Given instruction – Filter the entries that follow, copying every line in which the word "Публичная" appears.

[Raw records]
--------------------------------------------------
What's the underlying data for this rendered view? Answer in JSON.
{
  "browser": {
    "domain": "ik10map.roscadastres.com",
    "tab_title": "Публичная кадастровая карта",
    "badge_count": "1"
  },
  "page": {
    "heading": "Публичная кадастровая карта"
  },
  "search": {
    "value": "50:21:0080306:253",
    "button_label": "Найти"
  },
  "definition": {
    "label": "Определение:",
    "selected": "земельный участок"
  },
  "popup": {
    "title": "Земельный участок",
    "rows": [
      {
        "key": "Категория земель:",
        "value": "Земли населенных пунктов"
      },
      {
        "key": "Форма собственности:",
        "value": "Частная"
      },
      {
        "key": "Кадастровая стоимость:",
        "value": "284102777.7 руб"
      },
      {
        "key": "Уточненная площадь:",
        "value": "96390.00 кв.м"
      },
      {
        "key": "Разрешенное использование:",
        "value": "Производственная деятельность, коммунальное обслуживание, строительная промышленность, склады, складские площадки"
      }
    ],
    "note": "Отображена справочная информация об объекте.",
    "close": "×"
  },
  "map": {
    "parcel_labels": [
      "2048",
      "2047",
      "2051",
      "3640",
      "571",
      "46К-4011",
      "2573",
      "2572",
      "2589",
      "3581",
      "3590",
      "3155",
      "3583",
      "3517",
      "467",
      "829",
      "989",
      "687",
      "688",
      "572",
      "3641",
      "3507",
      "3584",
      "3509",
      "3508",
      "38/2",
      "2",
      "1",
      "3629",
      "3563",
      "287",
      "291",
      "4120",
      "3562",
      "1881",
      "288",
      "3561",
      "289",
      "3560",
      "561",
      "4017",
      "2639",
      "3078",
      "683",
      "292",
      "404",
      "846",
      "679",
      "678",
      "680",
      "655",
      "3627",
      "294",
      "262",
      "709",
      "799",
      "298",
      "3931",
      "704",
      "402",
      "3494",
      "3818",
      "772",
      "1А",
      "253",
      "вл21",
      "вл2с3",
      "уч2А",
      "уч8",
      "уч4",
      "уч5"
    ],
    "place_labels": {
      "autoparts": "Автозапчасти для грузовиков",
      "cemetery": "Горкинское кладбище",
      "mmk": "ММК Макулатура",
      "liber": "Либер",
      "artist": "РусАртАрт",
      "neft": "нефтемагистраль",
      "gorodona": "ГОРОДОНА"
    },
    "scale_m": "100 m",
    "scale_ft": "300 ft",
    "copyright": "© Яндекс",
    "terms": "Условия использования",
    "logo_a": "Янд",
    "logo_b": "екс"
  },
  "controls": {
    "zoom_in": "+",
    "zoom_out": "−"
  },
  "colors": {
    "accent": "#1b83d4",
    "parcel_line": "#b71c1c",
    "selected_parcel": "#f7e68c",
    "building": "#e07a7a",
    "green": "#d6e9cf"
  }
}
--------------------------------------------------
Finished task –
    "tab_title": "Публичная кадастровая карта",
    "heading": "Публичная кадастровая карта"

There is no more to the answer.